— Begin —

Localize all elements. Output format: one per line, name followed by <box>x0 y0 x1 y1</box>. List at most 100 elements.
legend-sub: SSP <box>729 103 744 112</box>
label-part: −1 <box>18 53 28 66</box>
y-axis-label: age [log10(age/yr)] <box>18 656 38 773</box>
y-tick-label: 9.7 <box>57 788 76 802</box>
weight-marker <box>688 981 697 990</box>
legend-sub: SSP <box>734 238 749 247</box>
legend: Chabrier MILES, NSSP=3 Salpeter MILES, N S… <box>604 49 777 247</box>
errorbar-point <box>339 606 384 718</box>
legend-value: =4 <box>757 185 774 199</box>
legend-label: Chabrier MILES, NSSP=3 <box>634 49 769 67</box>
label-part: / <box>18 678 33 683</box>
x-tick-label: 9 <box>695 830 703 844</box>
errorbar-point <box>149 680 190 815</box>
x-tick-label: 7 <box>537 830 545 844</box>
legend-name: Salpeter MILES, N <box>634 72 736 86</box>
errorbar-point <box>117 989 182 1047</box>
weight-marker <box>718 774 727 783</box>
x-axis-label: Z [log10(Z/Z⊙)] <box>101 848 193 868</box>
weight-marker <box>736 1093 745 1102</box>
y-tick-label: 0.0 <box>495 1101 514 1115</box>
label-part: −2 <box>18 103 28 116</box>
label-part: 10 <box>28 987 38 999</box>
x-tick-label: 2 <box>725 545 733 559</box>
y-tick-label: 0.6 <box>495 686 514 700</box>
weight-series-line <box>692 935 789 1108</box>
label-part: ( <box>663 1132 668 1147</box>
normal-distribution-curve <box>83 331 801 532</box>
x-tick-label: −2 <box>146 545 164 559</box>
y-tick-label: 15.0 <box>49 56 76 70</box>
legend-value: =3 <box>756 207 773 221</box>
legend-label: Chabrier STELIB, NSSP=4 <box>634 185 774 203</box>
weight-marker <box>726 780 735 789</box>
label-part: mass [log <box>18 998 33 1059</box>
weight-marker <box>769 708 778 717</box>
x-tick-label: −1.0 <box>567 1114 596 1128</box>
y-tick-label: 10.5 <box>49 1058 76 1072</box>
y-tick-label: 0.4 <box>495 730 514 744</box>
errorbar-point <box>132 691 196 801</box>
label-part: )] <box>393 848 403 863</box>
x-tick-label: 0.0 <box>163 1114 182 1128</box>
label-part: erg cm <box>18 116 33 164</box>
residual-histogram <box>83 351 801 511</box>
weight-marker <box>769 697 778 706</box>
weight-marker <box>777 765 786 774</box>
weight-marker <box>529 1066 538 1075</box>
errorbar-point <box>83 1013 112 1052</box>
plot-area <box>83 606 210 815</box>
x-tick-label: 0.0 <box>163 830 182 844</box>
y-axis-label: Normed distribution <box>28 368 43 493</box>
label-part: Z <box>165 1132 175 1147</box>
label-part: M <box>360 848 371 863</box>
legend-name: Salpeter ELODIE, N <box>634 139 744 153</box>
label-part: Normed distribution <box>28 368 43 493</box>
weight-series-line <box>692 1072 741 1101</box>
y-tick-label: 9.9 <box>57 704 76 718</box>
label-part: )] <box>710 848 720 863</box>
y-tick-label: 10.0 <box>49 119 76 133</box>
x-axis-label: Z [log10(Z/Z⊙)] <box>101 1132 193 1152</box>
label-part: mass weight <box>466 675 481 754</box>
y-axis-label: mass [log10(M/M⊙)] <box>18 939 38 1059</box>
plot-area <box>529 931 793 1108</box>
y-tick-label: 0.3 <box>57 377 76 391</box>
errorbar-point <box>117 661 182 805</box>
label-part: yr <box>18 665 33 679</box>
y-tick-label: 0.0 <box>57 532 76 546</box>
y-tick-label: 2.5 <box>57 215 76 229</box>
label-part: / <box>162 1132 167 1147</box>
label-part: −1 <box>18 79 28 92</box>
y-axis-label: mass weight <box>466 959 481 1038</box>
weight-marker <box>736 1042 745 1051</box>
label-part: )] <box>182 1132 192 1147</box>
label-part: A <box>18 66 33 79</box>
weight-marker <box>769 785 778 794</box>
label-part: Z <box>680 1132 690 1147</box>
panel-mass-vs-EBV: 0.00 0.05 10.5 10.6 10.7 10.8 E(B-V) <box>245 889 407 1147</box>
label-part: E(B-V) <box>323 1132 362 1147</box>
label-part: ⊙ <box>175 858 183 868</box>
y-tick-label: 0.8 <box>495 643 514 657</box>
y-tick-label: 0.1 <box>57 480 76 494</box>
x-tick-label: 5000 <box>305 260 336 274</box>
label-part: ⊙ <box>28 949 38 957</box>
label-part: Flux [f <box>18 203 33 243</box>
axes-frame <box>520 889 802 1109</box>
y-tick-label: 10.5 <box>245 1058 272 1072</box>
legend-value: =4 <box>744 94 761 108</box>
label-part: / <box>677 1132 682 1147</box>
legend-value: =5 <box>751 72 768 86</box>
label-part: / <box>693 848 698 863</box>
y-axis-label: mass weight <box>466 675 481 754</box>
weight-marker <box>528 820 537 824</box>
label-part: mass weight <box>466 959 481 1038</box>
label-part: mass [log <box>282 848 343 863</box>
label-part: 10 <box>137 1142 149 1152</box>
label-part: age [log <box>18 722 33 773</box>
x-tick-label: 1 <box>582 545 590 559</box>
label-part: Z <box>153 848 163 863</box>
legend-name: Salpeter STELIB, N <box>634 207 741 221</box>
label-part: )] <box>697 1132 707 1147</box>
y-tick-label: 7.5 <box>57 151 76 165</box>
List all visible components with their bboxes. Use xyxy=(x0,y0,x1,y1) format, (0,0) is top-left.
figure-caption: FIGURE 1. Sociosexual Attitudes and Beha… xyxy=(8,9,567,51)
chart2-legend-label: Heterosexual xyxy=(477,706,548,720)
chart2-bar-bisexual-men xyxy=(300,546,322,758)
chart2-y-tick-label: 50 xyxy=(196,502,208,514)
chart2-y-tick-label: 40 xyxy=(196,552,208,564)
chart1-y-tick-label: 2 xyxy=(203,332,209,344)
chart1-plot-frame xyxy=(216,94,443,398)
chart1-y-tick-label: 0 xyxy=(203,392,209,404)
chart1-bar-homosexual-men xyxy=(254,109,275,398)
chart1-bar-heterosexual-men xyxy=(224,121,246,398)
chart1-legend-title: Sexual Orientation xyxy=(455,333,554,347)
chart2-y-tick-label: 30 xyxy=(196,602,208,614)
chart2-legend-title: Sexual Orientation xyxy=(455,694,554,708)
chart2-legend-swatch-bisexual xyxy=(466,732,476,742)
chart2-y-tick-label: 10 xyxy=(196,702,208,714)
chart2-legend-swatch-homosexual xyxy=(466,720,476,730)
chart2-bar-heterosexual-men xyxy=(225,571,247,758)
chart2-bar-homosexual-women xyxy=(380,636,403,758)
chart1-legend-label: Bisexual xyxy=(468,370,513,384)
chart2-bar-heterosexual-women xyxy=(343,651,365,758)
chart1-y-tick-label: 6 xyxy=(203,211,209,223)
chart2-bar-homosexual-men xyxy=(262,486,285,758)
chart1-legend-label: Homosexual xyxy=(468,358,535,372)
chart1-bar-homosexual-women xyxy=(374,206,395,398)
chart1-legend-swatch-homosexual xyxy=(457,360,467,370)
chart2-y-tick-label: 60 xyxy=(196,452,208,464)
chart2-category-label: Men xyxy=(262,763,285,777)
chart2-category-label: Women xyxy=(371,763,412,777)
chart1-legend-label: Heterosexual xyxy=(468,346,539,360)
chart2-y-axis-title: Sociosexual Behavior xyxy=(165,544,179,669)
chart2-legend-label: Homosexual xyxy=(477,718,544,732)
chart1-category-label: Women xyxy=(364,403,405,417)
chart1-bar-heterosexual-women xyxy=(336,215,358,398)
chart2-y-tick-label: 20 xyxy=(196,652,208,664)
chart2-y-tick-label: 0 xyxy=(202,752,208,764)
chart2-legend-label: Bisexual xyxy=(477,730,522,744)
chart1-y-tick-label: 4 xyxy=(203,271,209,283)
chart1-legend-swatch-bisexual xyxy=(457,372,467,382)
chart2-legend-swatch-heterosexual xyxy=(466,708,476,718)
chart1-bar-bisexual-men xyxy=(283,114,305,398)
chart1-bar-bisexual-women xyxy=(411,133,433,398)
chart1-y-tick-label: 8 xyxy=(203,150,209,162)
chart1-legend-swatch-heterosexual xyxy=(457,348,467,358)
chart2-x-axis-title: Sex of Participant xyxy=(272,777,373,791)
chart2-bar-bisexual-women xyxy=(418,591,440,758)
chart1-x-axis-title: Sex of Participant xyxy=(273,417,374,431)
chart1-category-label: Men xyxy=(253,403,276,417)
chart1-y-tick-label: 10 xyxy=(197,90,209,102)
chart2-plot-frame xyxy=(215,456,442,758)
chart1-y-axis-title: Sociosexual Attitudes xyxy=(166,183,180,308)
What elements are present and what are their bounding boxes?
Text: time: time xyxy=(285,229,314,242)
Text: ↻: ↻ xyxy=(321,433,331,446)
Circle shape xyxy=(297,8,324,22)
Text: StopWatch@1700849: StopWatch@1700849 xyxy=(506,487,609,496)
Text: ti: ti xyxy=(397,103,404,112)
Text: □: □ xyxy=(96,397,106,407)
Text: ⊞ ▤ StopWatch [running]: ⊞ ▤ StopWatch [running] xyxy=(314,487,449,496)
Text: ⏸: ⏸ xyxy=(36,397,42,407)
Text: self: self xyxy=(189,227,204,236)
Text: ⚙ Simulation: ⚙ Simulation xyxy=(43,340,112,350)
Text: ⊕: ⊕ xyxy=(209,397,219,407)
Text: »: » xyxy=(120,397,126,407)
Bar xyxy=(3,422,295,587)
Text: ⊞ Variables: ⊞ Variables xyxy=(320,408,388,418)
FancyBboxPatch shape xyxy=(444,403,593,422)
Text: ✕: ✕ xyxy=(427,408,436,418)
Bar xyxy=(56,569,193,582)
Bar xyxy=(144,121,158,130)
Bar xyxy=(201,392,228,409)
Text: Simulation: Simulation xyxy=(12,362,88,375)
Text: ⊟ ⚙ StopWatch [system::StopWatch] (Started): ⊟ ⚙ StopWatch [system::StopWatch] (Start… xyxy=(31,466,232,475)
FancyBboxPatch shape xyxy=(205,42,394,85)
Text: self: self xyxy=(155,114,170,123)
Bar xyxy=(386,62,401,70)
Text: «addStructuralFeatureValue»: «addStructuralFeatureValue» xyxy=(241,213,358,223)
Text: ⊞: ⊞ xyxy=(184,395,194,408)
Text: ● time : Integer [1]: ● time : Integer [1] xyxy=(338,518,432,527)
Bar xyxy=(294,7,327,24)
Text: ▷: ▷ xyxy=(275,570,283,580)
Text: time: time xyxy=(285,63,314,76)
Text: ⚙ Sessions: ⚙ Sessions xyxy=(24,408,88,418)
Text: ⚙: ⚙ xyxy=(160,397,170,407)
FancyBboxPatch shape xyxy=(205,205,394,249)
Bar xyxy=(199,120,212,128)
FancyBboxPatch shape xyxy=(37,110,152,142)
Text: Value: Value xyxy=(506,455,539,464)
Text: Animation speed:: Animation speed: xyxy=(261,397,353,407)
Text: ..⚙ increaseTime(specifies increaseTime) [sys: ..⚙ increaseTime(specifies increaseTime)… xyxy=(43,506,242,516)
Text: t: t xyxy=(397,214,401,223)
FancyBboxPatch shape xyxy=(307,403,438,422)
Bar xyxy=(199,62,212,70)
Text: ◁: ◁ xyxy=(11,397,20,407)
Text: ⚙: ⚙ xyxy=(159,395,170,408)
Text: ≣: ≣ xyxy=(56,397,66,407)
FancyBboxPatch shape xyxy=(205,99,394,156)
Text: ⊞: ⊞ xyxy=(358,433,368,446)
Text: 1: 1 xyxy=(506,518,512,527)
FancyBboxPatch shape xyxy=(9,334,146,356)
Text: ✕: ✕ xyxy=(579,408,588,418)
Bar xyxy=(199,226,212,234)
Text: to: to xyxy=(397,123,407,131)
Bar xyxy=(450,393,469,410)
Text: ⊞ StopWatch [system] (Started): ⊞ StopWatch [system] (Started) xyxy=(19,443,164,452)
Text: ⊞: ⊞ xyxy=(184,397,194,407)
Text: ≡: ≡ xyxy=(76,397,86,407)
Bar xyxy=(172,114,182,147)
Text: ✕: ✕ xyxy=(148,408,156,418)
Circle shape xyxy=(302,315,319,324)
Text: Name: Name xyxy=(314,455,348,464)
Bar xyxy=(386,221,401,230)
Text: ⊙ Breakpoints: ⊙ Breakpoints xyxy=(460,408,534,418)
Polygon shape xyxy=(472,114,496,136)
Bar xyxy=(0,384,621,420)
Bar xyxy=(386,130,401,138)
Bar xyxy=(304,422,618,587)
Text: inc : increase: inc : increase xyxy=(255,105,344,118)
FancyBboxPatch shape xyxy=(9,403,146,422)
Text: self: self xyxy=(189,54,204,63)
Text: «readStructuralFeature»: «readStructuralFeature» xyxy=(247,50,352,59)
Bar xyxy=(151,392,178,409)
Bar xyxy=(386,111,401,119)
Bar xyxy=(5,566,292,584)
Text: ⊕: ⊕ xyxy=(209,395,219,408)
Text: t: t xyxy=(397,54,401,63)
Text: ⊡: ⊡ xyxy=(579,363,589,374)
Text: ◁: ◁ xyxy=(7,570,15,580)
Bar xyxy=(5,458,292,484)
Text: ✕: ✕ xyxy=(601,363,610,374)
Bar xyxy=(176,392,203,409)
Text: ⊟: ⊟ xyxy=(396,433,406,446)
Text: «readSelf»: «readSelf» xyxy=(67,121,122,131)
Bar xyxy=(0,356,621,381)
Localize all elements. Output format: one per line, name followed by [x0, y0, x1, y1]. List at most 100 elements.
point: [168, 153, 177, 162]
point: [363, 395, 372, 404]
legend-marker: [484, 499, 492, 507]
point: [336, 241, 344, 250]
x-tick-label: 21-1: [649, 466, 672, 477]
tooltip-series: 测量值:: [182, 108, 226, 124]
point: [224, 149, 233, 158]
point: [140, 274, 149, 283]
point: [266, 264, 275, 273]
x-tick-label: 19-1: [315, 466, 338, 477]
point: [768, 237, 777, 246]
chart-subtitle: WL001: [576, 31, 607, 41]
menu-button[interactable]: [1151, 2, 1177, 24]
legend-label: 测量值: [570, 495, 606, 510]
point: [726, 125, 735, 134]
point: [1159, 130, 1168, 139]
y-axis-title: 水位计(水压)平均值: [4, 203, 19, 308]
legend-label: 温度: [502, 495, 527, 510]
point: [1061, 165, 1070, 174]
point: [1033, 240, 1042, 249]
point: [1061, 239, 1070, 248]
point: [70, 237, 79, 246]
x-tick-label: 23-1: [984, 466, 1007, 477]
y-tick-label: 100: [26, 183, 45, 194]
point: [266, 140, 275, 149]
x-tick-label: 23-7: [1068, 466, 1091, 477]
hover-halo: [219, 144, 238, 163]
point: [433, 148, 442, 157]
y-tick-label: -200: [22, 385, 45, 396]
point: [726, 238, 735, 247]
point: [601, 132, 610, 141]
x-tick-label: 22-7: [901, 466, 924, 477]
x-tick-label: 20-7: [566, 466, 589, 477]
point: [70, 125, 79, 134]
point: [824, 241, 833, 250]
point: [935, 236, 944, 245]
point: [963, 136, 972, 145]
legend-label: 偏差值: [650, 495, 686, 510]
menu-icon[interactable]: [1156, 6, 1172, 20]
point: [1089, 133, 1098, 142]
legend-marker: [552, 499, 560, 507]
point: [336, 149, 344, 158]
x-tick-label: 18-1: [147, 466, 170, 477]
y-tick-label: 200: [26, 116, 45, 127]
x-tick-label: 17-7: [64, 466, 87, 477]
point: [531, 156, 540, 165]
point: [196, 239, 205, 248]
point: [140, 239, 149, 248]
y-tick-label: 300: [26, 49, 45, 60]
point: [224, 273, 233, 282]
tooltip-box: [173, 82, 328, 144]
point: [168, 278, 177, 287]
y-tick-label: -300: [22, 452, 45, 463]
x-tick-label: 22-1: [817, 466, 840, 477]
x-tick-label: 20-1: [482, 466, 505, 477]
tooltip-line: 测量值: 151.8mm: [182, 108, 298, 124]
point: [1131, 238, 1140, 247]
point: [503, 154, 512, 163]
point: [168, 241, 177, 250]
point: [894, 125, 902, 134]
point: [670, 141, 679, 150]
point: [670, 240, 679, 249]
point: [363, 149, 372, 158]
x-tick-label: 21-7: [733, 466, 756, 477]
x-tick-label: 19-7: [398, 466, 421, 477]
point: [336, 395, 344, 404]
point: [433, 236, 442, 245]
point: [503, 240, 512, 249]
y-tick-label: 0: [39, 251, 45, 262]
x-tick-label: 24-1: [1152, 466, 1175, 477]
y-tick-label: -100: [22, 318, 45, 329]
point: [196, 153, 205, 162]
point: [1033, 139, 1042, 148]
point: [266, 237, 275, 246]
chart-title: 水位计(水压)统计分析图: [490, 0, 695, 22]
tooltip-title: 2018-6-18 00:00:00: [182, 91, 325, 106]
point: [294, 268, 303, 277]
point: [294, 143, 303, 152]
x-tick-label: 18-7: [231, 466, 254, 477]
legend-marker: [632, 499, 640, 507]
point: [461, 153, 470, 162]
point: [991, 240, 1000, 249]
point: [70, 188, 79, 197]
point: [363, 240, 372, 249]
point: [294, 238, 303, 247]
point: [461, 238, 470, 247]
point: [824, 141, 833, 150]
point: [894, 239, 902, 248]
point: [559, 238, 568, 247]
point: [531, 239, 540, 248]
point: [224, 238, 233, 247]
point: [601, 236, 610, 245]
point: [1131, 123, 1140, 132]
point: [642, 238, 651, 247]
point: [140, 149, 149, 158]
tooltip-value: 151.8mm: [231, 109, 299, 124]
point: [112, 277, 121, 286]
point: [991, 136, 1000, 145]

— End —

▶ _Given problem_: Replace "label-part" with "label-fragment" throughout the rows from the start through the line containing "errorbar-point <box>339 606 384 718</box>", keeping everything else the same, and give back only those lines.

▶ _Response to this task_:
Localize all elements. Output format: one per line, name followed by <box>x0 y0 x1 y1</box>. List at most 100 elements.
legend-sub: SSP <box>729 103 744 112</box>
label-fragment: −1 <box>18 53 28 66</box>
y-axis-label: age [log10(age/yr)] <box>18 656 38 773</box>
y-tick-label: 9.7 <box>57 788 76 802</box>
weight-marker <box>688 981 697 990</box>
legend-sub: SSP <box>734 238 749 247</box>
legend: Chabrier MILES, NSSP=3 Salpeter MILES, N S… <box>604 49 777 247</box>
errorbar-point <box>339 606 384 718</box>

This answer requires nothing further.